_WHAT YOU SHOULD DO_:
From the records below, copy every line that contains the word "subtitle".

_SUPPLIED MATERIAL_:
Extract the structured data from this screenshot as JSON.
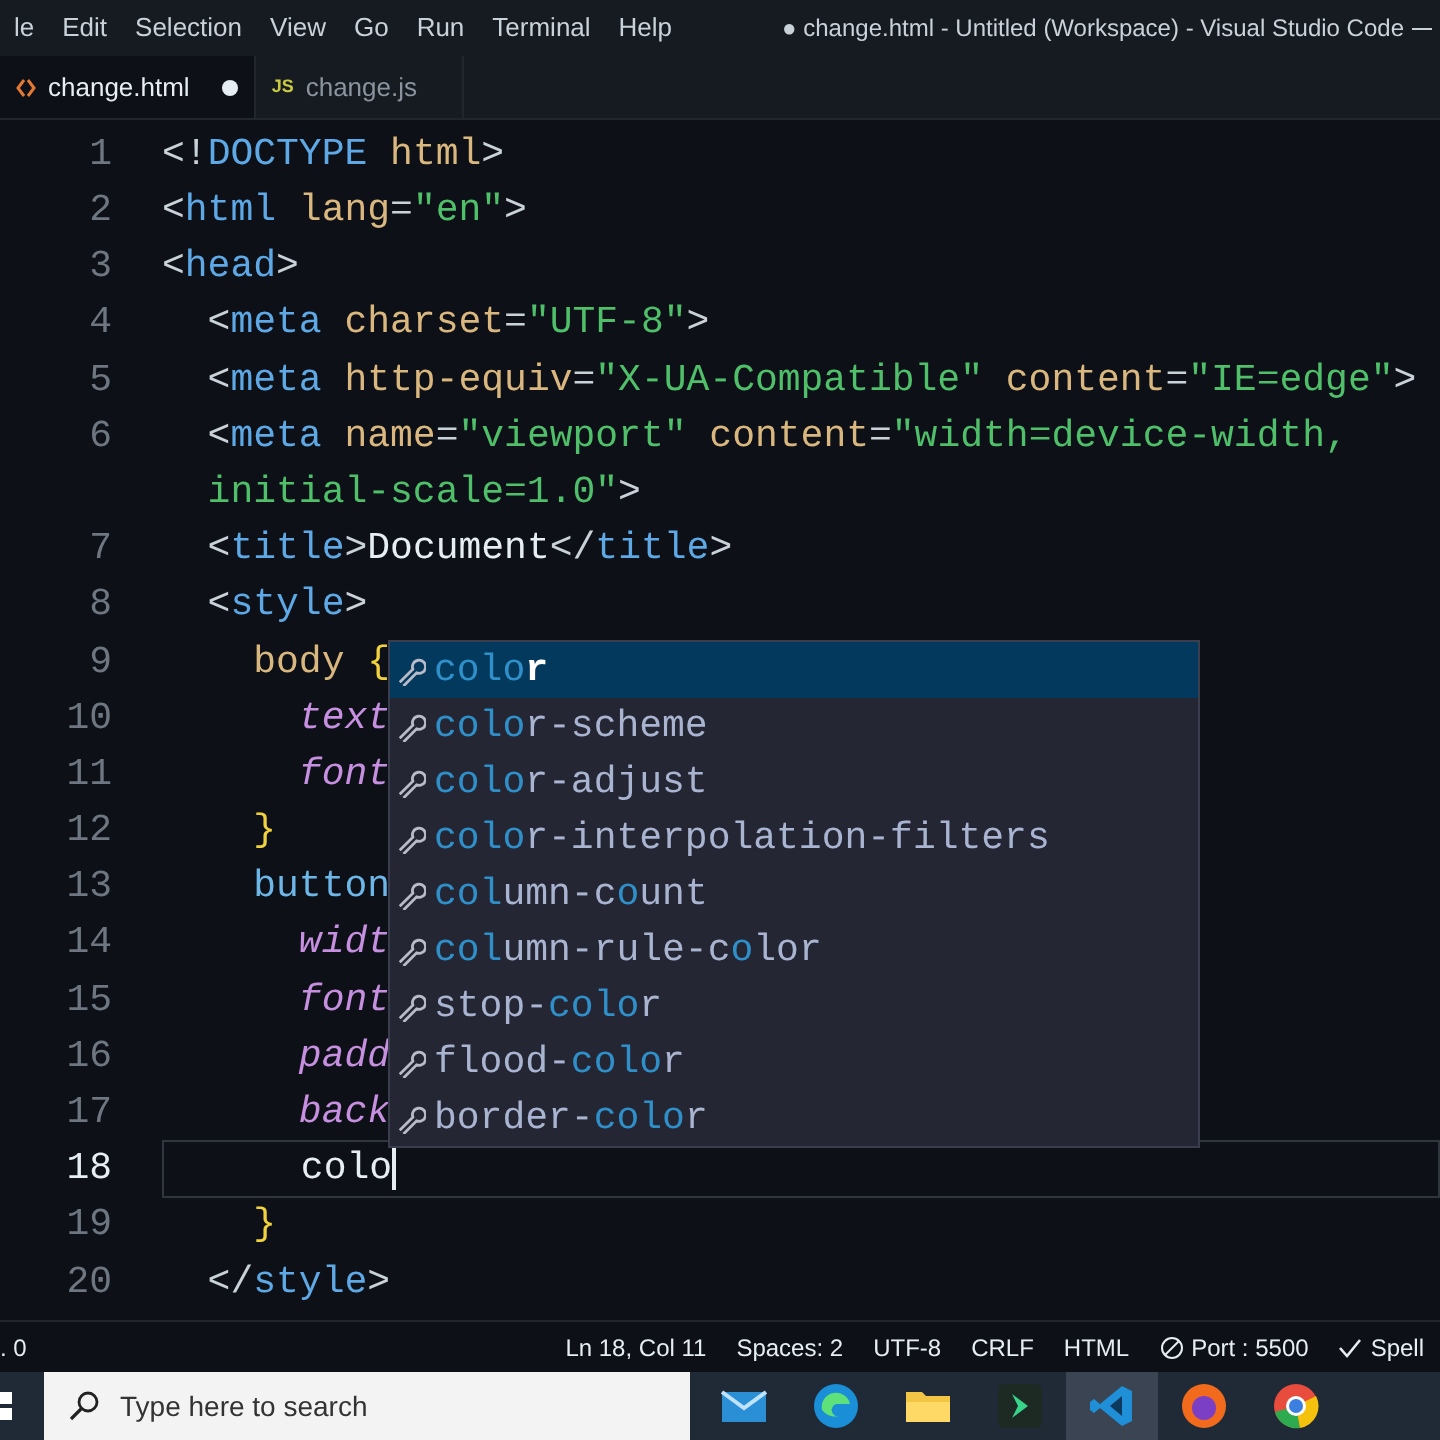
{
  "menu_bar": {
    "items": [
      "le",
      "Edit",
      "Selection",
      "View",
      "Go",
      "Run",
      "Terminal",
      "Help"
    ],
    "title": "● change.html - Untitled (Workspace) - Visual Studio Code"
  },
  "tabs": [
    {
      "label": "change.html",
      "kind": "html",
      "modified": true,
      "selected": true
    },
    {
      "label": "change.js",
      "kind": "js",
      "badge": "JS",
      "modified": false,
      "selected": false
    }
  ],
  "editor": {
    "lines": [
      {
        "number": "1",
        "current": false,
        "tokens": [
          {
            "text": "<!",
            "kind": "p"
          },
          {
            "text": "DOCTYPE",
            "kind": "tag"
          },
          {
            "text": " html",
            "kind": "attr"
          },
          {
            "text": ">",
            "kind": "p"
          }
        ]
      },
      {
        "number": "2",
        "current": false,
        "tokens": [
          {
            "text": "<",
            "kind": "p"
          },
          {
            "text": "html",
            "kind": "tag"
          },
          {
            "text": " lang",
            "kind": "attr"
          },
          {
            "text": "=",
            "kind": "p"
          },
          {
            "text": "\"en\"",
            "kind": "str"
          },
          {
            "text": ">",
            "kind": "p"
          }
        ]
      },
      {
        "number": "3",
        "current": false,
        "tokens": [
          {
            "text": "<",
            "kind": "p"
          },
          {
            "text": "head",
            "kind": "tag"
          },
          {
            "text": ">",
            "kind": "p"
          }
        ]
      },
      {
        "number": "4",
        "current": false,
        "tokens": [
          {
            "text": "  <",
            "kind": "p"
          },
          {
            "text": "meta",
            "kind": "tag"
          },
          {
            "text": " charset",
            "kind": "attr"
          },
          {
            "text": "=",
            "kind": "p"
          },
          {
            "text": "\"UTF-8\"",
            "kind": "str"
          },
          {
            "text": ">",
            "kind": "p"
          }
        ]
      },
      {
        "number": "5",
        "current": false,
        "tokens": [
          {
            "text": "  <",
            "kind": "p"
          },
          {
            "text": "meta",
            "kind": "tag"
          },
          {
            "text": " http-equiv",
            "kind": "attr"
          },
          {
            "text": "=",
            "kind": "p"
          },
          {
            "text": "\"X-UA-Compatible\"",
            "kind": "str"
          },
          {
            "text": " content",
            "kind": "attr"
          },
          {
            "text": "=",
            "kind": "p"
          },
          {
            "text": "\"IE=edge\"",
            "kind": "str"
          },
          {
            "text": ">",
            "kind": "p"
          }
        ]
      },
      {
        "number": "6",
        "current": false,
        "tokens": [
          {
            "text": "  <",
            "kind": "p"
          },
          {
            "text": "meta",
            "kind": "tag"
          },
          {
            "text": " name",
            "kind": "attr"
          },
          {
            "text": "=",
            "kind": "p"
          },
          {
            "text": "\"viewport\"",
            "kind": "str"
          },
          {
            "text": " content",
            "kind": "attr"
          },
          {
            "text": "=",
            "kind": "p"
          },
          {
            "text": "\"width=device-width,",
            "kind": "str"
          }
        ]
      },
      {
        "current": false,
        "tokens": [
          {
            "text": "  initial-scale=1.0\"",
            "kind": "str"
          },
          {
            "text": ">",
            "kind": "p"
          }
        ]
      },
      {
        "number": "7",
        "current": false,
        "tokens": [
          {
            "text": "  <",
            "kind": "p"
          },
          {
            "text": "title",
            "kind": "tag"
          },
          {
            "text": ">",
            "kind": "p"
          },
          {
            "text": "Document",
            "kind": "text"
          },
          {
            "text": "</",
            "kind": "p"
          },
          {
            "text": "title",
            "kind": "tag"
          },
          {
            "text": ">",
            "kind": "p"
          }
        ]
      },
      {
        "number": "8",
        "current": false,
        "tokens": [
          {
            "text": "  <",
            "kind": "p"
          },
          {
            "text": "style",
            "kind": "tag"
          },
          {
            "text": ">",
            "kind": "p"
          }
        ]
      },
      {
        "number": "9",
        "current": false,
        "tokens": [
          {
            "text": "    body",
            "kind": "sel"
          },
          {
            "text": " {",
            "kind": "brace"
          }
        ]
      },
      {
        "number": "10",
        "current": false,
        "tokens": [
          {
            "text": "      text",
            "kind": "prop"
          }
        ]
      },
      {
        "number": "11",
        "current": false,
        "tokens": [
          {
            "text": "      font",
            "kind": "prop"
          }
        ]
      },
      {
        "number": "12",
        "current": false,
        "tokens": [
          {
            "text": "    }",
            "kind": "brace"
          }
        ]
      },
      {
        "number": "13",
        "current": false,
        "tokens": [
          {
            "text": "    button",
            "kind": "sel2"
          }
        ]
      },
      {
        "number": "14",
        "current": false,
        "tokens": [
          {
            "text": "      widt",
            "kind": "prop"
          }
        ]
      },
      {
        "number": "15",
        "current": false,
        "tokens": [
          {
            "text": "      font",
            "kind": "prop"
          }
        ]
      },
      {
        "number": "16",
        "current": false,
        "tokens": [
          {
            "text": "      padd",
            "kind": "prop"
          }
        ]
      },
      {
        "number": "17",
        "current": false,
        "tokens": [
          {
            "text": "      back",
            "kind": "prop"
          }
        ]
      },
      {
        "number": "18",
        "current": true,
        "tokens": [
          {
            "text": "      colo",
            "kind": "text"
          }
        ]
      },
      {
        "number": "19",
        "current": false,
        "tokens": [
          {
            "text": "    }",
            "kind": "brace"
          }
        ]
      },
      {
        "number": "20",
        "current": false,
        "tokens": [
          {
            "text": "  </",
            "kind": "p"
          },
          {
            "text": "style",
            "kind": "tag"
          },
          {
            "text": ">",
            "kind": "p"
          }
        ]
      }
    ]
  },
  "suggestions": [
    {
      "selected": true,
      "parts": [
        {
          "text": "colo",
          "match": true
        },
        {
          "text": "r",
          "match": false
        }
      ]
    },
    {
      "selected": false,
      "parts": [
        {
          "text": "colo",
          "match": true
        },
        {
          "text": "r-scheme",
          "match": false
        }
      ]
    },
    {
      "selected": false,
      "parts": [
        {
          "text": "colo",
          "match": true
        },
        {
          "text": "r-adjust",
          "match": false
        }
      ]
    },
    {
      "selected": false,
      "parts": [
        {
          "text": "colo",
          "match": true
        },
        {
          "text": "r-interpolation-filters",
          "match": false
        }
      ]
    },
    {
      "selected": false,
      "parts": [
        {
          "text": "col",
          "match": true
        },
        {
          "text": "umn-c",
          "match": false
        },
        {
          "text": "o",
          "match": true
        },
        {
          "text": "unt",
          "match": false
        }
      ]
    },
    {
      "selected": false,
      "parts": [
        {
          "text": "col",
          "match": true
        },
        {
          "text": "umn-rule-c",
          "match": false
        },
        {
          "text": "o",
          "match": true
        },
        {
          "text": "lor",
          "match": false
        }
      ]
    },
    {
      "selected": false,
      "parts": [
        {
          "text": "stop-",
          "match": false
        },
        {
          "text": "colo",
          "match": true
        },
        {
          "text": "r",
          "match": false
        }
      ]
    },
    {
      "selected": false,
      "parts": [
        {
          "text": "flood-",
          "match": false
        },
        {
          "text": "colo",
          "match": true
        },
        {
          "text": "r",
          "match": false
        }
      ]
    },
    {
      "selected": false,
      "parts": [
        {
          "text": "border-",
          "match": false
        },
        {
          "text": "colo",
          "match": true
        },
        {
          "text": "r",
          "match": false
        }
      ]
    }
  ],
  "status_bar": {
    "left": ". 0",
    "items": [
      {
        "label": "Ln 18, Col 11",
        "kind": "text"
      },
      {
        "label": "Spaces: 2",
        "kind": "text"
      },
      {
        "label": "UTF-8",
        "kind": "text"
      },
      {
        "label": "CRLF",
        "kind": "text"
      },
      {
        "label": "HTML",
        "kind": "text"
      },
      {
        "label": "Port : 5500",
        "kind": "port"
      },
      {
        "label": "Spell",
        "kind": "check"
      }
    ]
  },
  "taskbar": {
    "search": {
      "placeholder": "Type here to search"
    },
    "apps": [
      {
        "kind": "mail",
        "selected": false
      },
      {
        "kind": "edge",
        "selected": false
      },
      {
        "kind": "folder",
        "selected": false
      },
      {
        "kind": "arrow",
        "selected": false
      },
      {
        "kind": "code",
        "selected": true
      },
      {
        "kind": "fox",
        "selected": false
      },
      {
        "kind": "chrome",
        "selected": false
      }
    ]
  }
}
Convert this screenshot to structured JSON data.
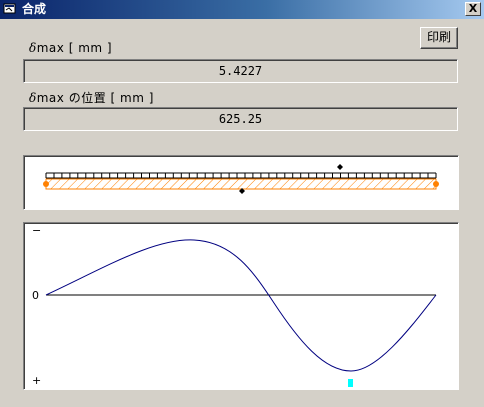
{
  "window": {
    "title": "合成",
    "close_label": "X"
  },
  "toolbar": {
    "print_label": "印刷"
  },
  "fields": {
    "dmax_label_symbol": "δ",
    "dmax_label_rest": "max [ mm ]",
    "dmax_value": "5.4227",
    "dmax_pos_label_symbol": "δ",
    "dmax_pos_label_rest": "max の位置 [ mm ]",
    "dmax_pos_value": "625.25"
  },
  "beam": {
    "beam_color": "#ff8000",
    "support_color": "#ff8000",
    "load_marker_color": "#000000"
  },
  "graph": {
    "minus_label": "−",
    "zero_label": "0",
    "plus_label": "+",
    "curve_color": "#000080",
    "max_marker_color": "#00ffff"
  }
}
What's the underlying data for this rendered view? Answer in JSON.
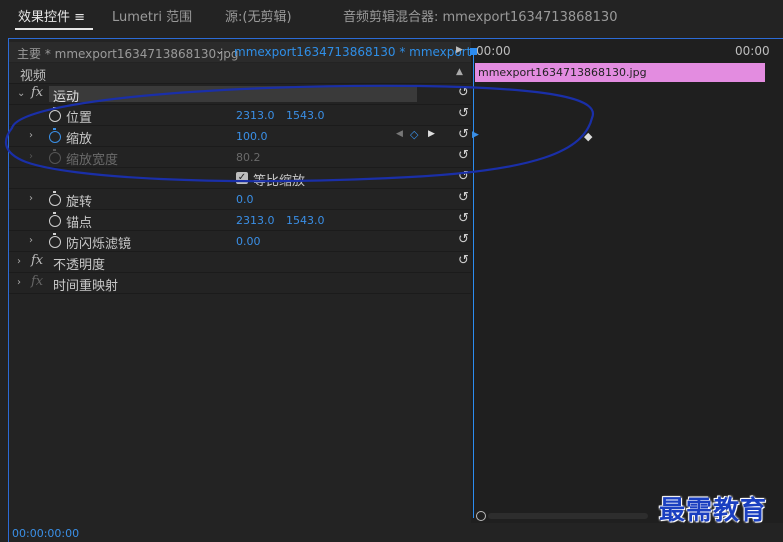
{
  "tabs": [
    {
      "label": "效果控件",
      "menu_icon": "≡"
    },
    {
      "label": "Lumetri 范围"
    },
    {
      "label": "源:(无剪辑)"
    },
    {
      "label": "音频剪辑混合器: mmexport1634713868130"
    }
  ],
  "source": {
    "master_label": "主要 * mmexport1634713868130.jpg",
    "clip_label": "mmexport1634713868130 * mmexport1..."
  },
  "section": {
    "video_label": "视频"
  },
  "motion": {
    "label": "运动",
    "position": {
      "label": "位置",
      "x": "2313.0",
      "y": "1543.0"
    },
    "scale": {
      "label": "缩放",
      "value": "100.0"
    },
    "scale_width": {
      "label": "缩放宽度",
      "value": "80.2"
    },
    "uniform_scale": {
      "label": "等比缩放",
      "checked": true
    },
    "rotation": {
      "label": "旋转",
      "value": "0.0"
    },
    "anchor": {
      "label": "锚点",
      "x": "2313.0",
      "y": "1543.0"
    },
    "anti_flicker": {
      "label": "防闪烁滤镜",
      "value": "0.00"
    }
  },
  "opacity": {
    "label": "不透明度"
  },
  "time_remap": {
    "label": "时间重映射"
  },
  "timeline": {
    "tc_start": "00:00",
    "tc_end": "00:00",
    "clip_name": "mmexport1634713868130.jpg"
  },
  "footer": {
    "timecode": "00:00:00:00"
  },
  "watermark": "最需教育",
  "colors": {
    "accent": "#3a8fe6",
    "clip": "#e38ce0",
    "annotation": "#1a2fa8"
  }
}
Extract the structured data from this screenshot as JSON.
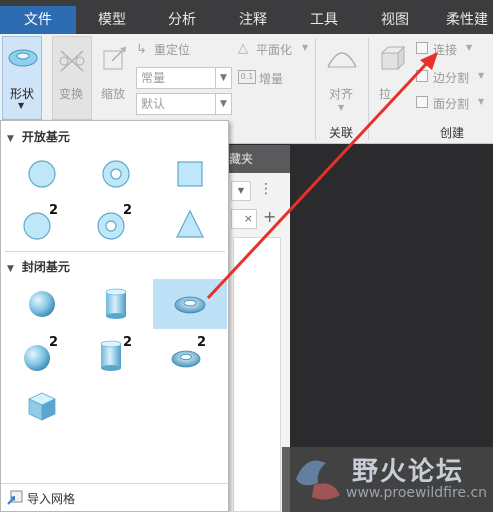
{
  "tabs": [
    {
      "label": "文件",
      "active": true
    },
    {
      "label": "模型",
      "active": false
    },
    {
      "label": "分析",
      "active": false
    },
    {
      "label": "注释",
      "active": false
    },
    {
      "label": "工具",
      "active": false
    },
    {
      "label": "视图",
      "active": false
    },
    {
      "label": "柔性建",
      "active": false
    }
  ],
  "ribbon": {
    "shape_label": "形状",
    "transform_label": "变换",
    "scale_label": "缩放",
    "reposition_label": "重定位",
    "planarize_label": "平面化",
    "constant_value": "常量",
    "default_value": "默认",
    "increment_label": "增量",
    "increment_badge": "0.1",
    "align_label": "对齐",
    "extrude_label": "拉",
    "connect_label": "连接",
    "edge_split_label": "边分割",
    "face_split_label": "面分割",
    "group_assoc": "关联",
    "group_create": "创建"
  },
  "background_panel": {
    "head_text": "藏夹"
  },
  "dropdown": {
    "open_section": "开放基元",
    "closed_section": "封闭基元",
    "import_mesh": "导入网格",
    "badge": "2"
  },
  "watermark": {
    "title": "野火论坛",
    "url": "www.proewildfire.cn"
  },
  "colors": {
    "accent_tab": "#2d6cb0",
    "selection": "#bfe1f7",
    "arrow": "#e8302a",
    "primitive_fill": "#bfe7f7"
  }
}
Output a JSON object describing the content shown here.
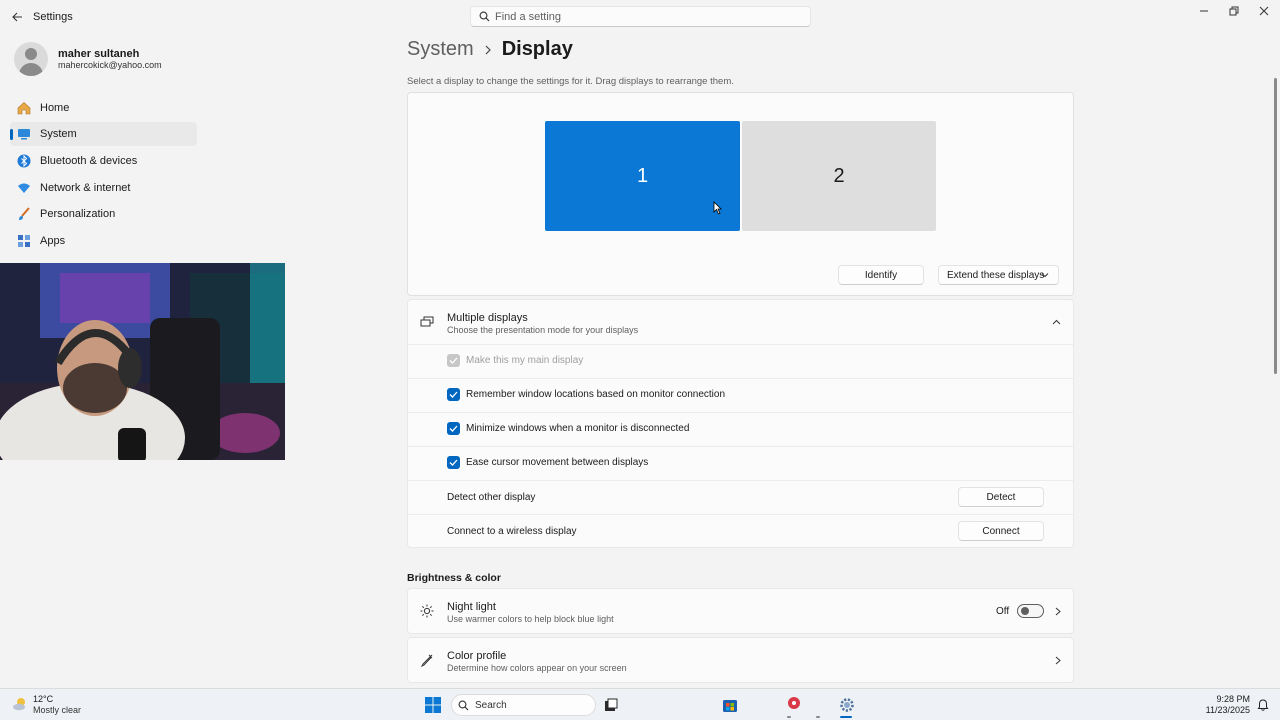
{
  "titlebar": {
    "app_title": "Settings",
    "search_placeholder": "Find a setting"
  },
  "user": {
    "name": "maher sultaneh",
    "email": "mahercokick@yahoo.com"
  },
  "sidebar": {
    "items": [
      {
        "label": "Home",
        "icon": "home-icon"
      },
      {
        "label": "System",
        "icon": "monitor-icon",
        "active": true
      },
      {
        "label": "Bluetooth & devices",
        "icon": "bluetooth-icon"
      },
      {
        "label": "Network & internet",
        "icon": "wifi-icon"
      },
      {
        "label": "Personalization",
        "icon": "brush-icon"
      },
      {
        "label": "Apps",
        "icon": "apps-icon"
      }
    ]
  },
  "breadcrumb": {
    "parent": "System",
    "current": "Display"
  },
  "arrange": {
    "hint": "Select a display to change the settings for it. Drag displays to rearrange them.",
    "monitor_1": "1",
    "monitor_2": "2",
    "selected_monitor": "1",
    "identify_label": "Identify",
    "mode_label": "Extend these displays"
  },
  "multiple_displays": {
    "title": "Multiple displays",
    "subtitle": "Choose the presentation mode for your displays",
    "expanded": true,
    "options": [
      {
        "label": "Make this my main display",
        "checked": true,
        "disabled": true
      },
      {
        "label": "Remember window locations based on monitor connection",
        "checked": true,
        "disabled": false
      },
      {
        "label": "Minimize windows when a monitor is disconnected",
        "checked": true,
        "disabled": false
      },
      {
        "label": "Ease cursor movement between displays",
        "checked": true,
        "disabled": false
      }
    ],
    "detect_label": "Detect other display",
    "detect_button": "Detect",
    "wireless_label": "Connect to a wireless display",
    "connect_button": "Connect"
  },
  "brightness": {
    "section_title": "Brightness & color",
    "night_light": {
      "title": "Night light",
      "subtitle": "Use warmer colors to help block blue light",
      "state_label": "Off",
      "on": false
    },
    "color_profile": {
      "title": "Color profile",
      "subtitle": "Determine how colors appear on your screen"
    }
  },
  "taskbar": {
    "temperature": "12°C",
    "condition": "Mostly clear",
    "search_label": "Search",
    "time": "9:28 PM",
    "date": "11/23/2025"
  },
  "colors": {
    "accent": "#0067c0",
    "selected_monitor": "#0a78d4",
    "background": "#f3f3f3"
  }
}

_CORRECT ANSWER_:
    "subtitle": "Choose the presentation mode for your displays",
      "subtitle": "Use warmer colors to help block blue light",
      "subtitle": "Determine how colors appear on your screen"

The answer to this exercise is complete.